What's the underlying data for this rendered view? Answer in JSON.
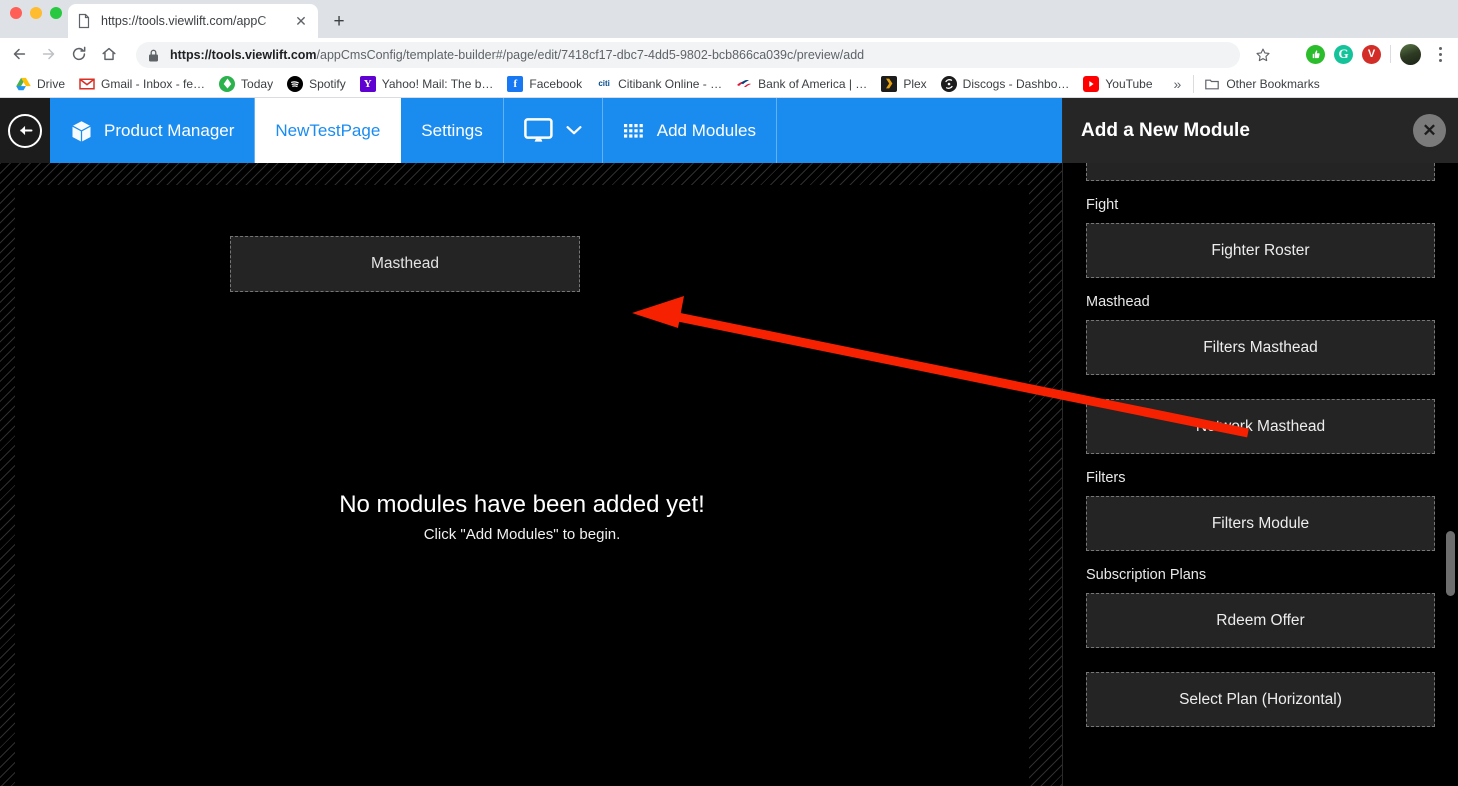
{
  "browser": {
    "tab": {
      "title": "https://tools.viewlift.com/appC",
      "favicon": "page-icon",
      "close_label": "✕"
    },
    "new_tab_label": "+",
    "nav": {
      "back": "←",
      "forward": "→",
      "reload": "⟳",
      "home": "⌂"
    },
    "omnibox": {
      "lock": "lock-icon",
      "url_domain": "https://tools.viewlift.com",
      "url_path": "/appCmsConfig/template-builder#/page/edit/7418cf17-dbc7-4dd5-9802-bcb866ca039c/preview/add",
      "star": "☆"
    },
    "extensions": [
      "thumbs-up-icon",
      "grammarly-icon",
      "lastpass-icon"
    ],
    "profile": "avatar",
    "menu": "kebab-menu-icon",
    "bookmarks": [
      {
        "label": "Drive",
        "icon": "drive-icon"
      },
      {
        "label": "Gmail - Inbox - fe…",
        "icon": "gmail-icon"
      },
      {
        "label": "Today",
        "icon": "feedly-icon"
      },
      {
        "label": "Spotify",
        "icon": "spotify-icon"
      },
      {
        "label": "Yahoo! Mail: The b…",
        "icon": "yahoo-icon"
      },
      {
        "label": "Facebook",
        "icon": "facebook-icon"
      },
      {
        "label": "Citibank Online - …",
        "icon": "citi-icon"
      },
      {
        "label": "Bank of America | …",
        "icon": "bofa-icon"
      },
      {
        "label": "Plex",
        "icon": "plex-icon"
      },
      {
        "label": "Discogs - Dashbo…",
        "icon": "discogs-icon"
      },
      {
        "label": "YouTube",
        "icon": "youtube-icon"
      }
    ],
    "bookmarks_overflow": "»",
    "other_bookmarks": {
      "label": "Other Bookmarks",
      "icon": "folder-icon"
    }
  },
  "app_bar": {
    "back": "back-arrow-icon",
    "items": [
      {
        "label": "Product Manager",
        "icon": "cube-icon",
        "active": false
      },
      {
        "label": "NewTestPage",
        "icon": "",
        "active": true
      },
      {
        "label": "Settings",
        "icon": "",
        "active": false
      }
    ],
    "device_selector": {
      "icon": "monitor-icon",
      "chevron": "chevron-down-icon"
    },
    "add_modules": {
      "label": "Add Modules",
      "icon": "grid-icon"
    }
  },
  "canvas": {
    "dragged_module": "Masthead",
    "empty_title": "No modules have been added yet!",
    "empty_subtitle": "Click \"Add Modules\" to begin."
  },
  "panel": {
    "title": "Add a New Module",
    "close": "✕",
    "groups": [
      {
        "label": "Fight",
        "modules": [
          "Fighter Roster"
        ]
      },
      {
        "label": "Masthead",
        "modules": [
          "Filters Masthead",
          "Network Masthead"
        ]
      },
      {
        "label": "Filters",
        "modules": [
          "Filters Module"
        ]
      },
      {
        "label": "Subscription Plans",
        "modules": [
          "Rdeem Offer",
          "Select Plan (Horizontal)"
        ]
      }
    ]
  },
  "colors": {
    "accent_blue": "#1a8cf0",
    "panel_header": "#262626",
    "card_bg": "#242424",
    "annotation_red": "#f52100"
  }
}
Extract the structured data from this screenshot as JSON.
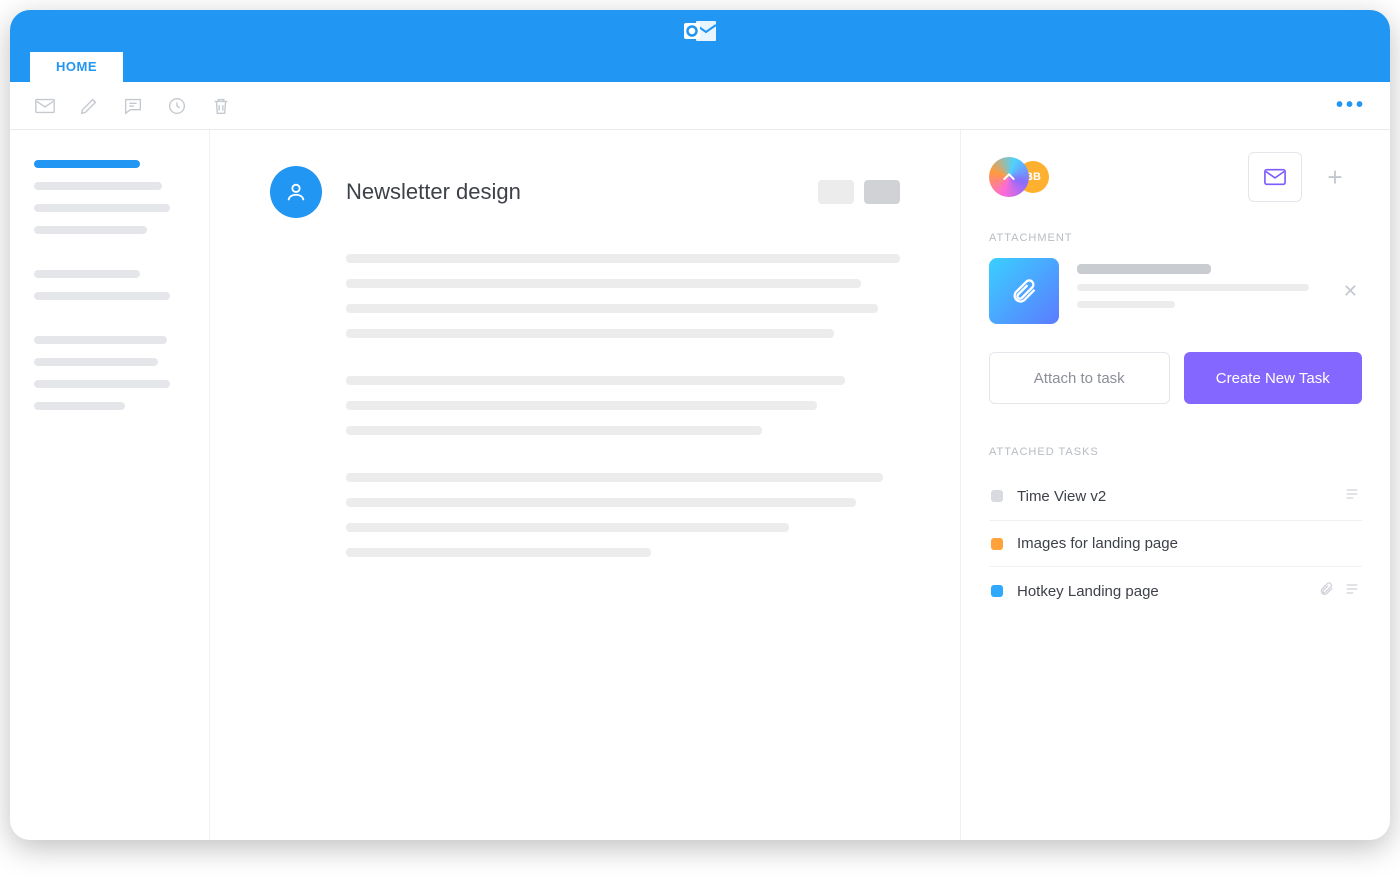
{
  "app": {
    "name": "Outlook"
  },
  "tabs": {
    "home": "HOME"
  },
  "mail": {
    "subject": "Newsletter design"
  },
  "panel": {
    "bb_label": "BB",
    "attachment_label": "ATTACHMENT",
    "attach_btn": "Attach to task",
    "create_btn": "Create New Task",
    "attached_label": "ATTACHED TASKS",
    "tasks": [
      {
        "title": "Time View v2",
        "status": "grey",
        "clip": false,
        "note": true
      },
      {
        "title": "Images for landing page",
        "status": "orange",
        "clip": false,
        "note": false
      },
      {
        "title": "Hotkey Landing page",
        "status": "blue",
        "clip": true,
        "note": true
      }
    ]
  },
  "colors": {
    "brand": "#2196f3",
    "accent": "#8467ff"
  }
}
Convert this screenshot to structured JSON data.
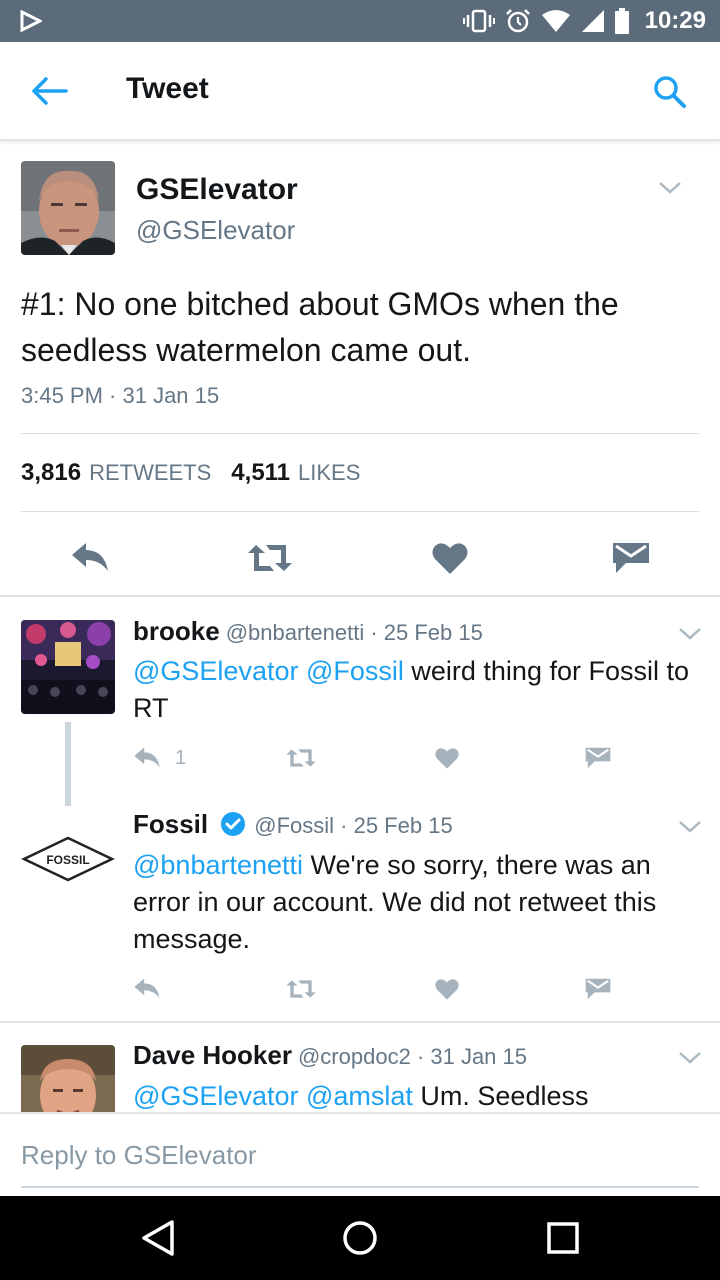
{
  "status_bar": {
    "time": "10:29"
  },
  "app_bar": {
    "title": "Tweet"
  },
  "main_tweet": {
    "name": "GSElevator",
    "handle": "@GSElevator",
    "text": "#1: No one bitched about GMOs when the seedless watermelon came out.",
    "timestamp": "3:45 PM · 31 Jan 15",
    "retweets_count": "3,816",
    "retweets_label": "RETWEETS",
    "likes_count": "4,511",
    "likes_label": "LIKES"
  },
  "replies": [
    {
      "name": "brooke",
      "meta": "@bnbartenetti · 25 Feb 15",
      "mentions": "@GSElevator @Fossil",
      "text": " weird thing for Fossil to RT",
      "reply_count": "1"
    },
    {
      "name": "Fossil",
      "verified": true,
      "meta": "@Fossil · 25 Feb 15",
      "mentions": "@bnbartenetti",
      "text": " We're so sorry, there was an error in our account. We did not retweet this message.",
      "avatar_text": "FOSSIL"
    },
    {
      "name": "Dave Hooker",
      "meta": "@cropdoc2 · 31 Jan 15",
      "mentions": "@GSElevator @amslat",
      "text": " Um. Seedless"
    }
  ],
  "reply_bar": {
    "placeholder": "Reply to GSElevator"
  },
  "colors": {
    "accent": "#1da1f2",
    "status_bar": "#5b6b7a",
    "icon_gray": "#657786",
    "icon_light": "#a6b3bd"
  }
}
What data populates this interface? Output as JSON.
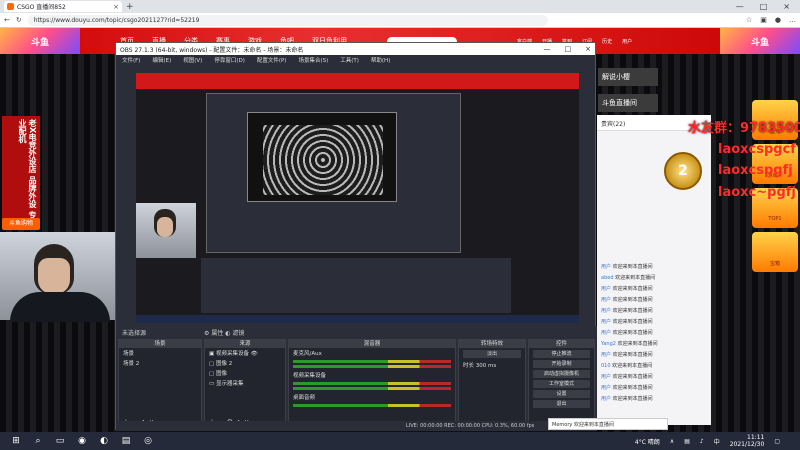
{
  "browser": {
    "tab_title": "CSGO 直播间852",
    "url": "https://www.douyu.com/topic/csgo2021127?rid=52219"
  },
  "site": {
    "banner_left": "斗鱼",
    "banner_right": "斗鱼",
    "nav": [
      "首页",
      "直播",
      "分类",
      "赛事",
      "游戏",
      "鱼吧",
      "双日鱼利用"
    ],
    "user_buttons": [
      "客户端",
      "开播",
      "签到",
      "订阅",
      "历史",
      "用户"
    ]
  },
  "left_banner": {
    "text": "老X电竞外设店 品牌外设 专业配机",
    "button": "斗鱼购物"
  },
  "right_side": {
    "box1": "解说小樱",
    "box2": "斗鱼直播间",
    "chat_header": "贵宾(22)",
    "chat_lines": [
      {
        "user": "用户",
        "msg": "欢迎来到本直播间"
      },
      {
        "user": "abed",
        "msg": "欢迎来到本直播间"
      },
      {
        "user": "用户",
        "msg": "欢迎来到本直播间"
      },
      {
        "user": "用户",
        "msg": "欢迎来到本直播间"
      },
      {
        "user": "用户",
        "msg": "欢迎来到本直播间"
      },
      {
        "user": "用户",
        "msg": "欢迎来到本直播间"
      },
      {
        "user": "用户",
        "msg": "欢迎来到本直播间"
      },
      {
        "user": "Yang2",
        "msg": "欢迎来到本直播间"
      },
      {
        "user": "用户",
        "msg": "欢迎来到本直播间"
      },
      {
        "user": "010",
        "msg": "欢迎来到本直播间"
      },
      {
        "user": "用户",
        "msg": "欢迎来到本直播间"
      },
      {
        "user": "用户",
        "msg": "欢迎来到本直播间"
      },
      {
        "user": "用户",
        "msg": "欢迎来到本直播间"
      }
    ],
    "overlay_group": "水友群：978350079",
    "overlay_lao": [
      "laoxcspgcf",
      "laoxcspgfj",
      "laoxc~pgfj"
    ],
    "medal_num": "2",
    "gifts": [
      "星光",
      "游戏卡",
      "TOP1",
      "宝箱"
    ],
    "float_msg": "Memory 欢迎来到本直播间"
  },
  "obs": {
    "title": "OBS 27.1.3 (64-bit, windows) - 配置文件：未命名 - 场景：未命名",
    "menu": [
      "文件(F)",
      "编辑(E)",
      "视图(V)",
      "停靠窗口(D)",
      "配置文件(P)",
      "场景集合(S)",
      "工具(T)",
      "帮助(H)"
    ],
    "scene_label": "未选择源",
    "filter_label": "属性",
    "filter_label2": "滤镜",
    "docks": {
      "scenes": {
        "title": "场景",
        "items": [
          "场景",
          "场景 2"
        ]
      },
      "sources": {
        "title": "来源",
        "items": [
          "视频采集设备",
          "图像 2",
          "图像",
          "显示器采集"
        ]
      },
      "mixer": {
        "title": "混音器",
        "tracks": [
          "麦克风/Aux",
          "视频采集设备",
          "桌面音频"
        ]
      },
      "transitions": {
        "title": "转场特效",
        "type": "淡出",
        "duration_label": "时长",
        "duration": "300 ms"
      },
      "controls": {
        "title": "控件",
        "buttons": [
          "停止推流",
          "开始录制",
          "启动虚拟摄像机",
          "工作室模式",
          "设置",
          "退出"
        ]
      }
    },
    "status": "LIVE: 00:00:00   REC: 00:00:00   CPU: 0.3%, 60.00 fps"
  },
  "taskbar": {
    "temp": "4°C 晴朗",
    "lang": "中",
    "time": "11:11",
    "date": "2021/12/30"
  }
}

----

GOAL
Pull out every line containing "name".

TASK OUTPUT
    "name": "Outlook"
    "name": "GSElevator",
      "name": "brooke",
      "name": "Fossil",
      "name": "Dave Hooker",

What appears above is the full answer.